EXERCISE TASK:
What follows is a listing to be transcribed exactly.

SOURCE RECORDS:
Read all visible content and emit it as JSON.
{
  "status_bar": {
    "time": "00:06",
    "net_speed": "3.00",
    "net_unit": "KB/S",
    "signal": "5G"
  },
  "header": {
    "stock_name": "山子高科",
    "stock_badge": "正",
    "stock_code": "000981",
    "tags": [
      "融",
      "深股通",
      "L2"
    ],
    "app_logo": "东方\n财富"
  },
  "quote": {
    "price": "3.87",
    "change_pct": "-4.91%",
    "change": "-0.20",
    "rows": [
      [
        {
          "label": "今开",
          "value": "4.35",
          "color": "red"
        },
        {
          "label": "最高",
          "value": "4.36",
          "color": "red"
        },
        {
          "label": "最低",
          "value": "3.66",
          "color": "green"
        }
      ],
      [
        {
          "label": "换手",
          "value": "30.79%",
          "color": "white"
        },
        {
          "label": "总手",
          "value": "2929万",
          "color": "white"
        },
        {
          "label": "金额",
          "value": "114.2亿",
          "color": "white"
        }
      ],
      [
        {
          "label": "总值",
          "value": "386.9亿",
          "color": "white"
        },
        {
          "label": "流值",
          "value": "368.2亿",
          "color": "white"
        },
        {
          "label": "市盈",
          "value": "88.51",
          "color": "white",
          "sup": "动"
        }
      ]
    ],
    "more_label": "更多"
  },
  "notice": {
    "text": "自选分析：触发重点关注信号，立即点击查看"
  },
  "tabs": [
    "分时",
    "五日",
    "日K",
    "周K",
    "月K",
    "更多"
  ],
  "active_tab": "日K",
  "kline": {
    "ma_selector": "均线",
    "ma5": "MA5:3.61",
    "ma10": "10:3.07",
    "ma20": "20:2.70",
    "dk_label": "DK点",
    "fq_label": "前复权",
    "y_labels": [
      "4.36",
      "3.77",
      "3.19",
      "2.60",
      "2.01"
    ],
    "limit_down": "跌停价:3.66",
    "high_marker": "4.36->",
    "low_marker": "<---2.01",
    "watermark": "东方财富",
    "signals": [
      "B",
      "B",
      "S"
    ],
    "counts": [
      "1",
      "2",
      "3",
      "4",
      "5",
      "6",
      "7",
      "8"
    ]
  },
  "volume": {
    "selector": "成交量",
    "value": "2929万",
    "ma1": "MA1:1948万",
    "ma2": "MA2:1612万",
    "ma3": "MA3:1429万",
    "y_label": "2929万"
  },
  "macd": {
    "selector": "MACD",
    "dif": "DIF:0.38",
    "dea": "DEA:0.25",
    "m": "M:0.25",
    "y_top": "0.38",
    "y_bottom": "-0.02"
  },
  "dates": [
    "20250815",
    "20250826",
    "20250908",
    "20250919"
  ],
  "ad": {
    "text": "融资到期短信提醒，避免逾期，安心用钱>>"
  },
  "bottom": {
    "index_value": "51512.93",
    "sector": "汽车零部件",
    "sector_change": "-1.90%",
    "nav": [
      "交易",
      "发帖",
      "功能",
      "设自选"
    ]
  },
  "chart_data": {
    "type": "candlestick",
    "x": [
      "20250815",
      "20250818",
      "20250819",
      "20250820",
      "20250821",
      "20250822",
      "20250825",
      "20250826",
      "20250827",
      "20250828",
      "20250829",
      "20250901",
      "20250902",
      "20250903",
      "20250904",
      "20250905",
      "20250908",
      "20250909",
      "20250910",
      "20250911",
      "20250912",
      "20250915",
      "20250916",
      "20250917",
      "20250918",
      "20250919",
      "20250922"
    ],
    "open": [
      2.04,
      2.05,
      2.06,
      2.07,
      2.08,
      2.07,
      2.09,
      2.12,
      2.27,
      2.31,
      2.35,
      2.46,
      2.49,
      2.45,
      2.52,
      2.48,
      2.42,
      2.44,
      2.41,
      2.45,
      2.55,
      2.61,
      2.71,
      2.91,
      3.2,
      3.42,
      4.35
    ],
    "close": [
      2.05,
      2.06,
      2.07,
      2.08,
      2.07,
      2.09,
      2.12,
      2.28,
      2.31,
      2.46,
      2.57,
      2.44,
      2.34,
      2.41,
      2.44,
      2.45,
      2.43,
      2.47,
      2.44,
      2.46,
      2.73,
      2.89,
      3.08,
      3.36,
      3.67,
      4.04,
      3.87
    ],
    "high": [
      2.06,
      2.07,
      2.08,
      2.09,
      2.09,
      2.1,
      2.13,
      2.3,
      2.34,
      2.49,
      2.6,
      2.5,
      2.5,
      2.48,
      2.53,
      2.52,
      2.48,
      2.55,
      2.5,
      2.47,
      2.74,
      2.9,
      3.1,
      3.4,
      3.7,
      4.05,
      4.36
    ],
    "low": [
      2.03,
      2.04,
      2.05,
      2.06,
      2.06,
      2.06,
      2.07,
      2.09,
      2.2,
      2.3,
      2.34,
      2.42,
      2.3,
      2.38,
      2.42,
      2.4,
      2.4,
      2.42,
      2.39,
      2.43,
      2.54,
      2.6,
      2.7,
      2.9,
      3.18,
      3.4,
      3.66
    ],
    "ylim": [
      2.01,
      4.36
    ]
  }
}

RIGHT ANSWER:
Read all visible content and emit it as JSON.
{
  "status_bar": {
    "time": "00:06",
    "net_speed": "3.00",
    "net_unit": "KB/S",
    "signal": "5G"
  },
  "header": {
    "stock_name": "山子高科",
    "stock_badge": "正",
    "stock_code": "000981",
    "tags": [
      "融",
      "深股通",
      "L2"
    ],
    "app_logo": "东方\n财富"
  },
  "quote": {
    "price": "3.87",
    "change_pct": "-4.91%",
    "change": "-0.20",
    "rows": [
      [
        {
          "label": "今开",
          "value": "4.35",
          "color": "red"
        },
        {
          "label": "最高",
          "value": "4.36",
          "color": "red"
        },
        {
          "label": "最低",
          "value": "3.66",
          "color": "green"
        }
      ],
      [
        {
          "label": "换手",
          "value": "30.79%",
          "color": "white"
        },
        {
          "label": "总手",
          "value": "2929万",
          "color": "white"
        },
        {
          "label": "金额",
          "value": "114.2亿",
          "color": "white"
        }
      ],
      [
        {
          "label": "总值",
          "value": "386.9亿",
          "color": "white"
        },
        {
          "label": "流值",
          "value": "368.2亿",
          "color": "white"
        },
        {
          "label": "市盈",
          "value": "88.51",
          "color": "white",
          "sup": "动"
        }
      ]
    ],
    "more_label": "更多"
  },
  "notice": {
    "text": "自选分析：触发重点关注信号，立即点击查看"
  },
  "tabs": [
    "分时",
    "五日",
    "日K",
    "周K",
    "月K",
    "更多"
  ],
  "active_tab": "日K",
  "kline": {
    "ma_selector": "均线",
    "ma5": "MA5:3.61",
    "ma10": "10:3.07",
    "ma20": "20:2.70",
    "dk_label": "DK点",
    "fq_label": "前复权",
    "y_labels": [
      "4.36",
      "3.77",
      "3.19",
      "2.60",
      "2.01"
    ],
    "limit_down": "跌停价:3.66",
    "high_marker": "4.36->",
    "low_marker": "<---2.01",
    "watermark": "东方财富",
    "signals": [
      "B",
      "B",
      "S"
    ],
    "counts": [
      "1",
      "2",
      "3",
      "4",
      "5",
      "6",
      "7",
      "8"
    ]
  },
  "volume": {
    "selector": "成交量",
    "value": "2929万",
    "ma1": "MA1:1948万",
    "ma2": "MA2:1612万",
    "ma3": "MA3:1429万",
    "y_label": "2929万"
  },
  "macd": {
    "selector": "MACD",
    "dif": "DIF:0.38",
    "dea": "DEA:0.25",
    "m": "M:0.25",
    "y_top": "0.38",
    "y_bottom": "-0.02"
  },
  "dates": [
    "20250815",
    "20250826",
    "20250908",
    "20250919"
  ],
  "ad": {
    "text": "融资到期短信提醒，避免逾期，安心用钱>>"
  },
  "bottom": {
    "index_value": "51512.93",
    "sector": "汽车零部件",
    "sector_change": "-1.90%",
    "nav": [
      "交易",
      "发帖",
      "功能",
      "设自选"
    ]
  },
  "chart_data": {
    "type": "candlestick",
    "x": [
      "20250815",
      "20250818",
      "20250819",
      "20250820",
      "20250821",
      "20250822",
      "20250825",
      "20250826",
      "20250827",
      "20250828",
      "20250829",
      "20250901",
      "20250902",
      "20250903",
      "20250904",
      "20250905",
      "20250908",
      "20250909",
      "20250910",
      "20250911",
      "20250912",
      "20250915",
      "20250916",
      "20250917",
      "20250918",
      "20250919",
      "20250922"
    ],
    "open": [
      2.04,
      2.05,
      2.06,
      2.07,
      2.08,
      2.07,
      2.09,
      2.12,
      2.27,
      2.31,
      2.35,
      2.46,
      2.49,
      2.45,
      2.52,
      2.48,
      2.42,
      2.44,
      2.41,
      2.45,
      2.55,
      2.61,
      2.71,
      2.91,
      3.2,
      3.42,
      4.35
    ],
    "close": [
      2.05,
      2.06,
      2.07,
      2.08,
      2.07,
      2.09,
      2.12,
      2.28,
      2.31,
      2.46,
      2.57,
      2.44,
      2.34,
      2.41,
      2.44,
      2.45,
      2.43,
      2.47,
      2.44,
      2.46,
      2.73,
      2.89,
      3.08,
      3.36,
      3.67,
      4.04,
      3.87
    ],
    "high": [
      2.06,
      2.07,
      2.08,
      2.09,
      2.09,
      2.1,
      2.13,
      2.3,
      2.34,
      2.49,
      2.6,
      2.5,
      2.5,
      2.48,
      2.53,
      2.52,
      2.48,
      2.55,
      2.5,
      2.47,
      2.74,
      2.9,
      3.1,
      3.4,
      3.7,
      4.05,
      4.36
    ],
    "low": [
      2.03,
      2.04,
      2.05,
      2.06,
      2.06,
      2.06,
      2.07,
      2.09,
      2.2,
      2.3,
      2.34,
      2.42,
      2.3,
      2.38,
      2.42,
      2.4,
      2.4,
      2.42,
      2.39,
      2.43,
      2.54,
      2.6,
      2.7,
      2.9,
      3.18,
      3.4,
      3.66
    ],
    "ylim": [
      2.01,
      4.36
    ]
  }
}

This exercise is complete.